┏━━

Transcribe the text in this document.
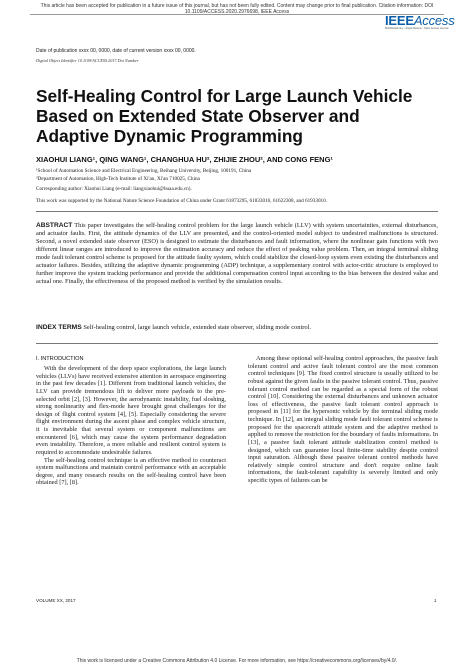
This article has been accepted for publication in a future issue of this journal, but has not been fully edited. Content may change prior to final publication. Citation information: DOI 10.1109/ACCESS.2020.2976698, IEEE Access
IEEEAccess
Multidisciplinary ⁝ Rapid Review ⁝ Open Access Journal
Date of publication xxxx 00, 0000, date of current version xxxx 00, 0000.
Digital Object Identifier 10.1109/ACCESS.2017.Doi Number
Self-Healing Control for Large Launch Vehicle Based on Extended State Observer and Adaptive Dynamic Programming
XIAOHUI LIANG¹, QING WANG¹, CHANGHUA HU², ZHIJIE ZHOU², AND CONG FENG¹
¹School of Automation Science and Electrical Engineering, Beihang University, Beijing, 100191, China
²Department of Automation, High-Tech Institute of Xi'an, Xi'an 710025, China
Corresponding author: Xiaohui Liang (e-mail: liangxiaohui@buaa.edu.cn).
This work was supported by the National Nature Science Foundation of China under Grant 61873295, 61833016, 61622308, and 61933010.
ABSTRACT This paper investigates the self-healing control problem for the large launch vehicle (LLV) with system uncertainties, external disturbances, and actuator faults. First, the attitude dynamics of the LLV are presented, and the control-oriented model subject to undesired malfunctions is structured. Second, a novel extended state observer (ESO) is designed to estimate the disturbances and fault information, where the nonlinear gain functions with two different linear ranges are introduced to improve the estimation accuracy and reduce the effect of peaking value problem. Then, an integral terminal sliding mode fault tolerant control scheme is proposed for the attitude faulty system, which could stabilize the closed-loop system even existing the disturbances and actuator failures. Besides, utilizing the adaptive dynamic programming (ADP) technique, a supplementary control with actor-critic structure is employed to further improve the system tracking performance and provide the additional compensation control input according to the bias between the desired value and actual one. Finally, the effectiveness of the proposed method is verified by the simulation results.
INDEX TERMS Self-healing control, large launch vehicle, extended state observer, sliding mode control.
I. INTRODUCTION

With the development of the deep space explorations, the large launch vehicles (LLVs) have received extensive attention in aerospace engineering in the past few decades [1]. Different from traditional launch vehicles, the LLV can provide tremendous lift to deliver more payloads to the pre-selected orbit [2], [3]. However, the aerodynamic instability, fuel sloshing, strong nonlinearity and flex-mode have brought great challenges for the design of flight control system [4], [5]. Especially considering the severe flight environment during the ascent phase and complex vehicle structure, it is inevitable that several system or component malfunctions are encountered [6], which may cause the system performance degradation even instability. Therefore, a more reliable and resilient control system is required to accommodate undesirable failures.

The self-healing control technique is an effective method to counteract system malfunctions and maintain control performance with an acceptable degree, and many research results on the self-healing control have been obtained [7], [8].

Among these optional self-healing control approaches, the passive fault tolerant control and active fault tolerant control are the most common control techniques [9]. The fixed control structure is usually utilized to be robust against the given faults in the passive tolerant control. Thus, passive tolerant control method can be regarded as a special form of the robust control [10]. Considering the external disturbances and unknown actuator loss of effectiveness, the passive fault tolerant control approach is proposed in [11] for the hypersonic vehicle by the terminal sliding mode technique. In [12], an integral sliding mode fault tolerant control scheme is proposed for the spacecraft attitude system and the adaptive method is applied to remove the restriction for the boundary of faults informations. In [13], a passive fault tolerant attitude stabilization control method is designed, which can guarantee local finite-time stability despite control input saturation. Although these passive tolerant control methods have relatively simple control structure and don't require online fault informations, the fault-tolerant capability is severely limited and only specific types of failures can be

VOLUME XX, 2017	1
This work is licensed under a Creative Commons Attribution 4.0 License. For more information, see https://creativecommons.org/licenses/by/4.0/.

┗━━

TASK INSTRUCTIONS:
Look for "publication" and pull out every line that has it.

REPLY:
This article has been accepted for publication in a future issue of this journal, but has not been fully edited. Content may change prior to final publication. Citation information: DOI 10.1109/ACCESS.2020.2976698, IEEE Access
Date of publication xxxx 00, 0000, date of current version xxxx 00, 0000.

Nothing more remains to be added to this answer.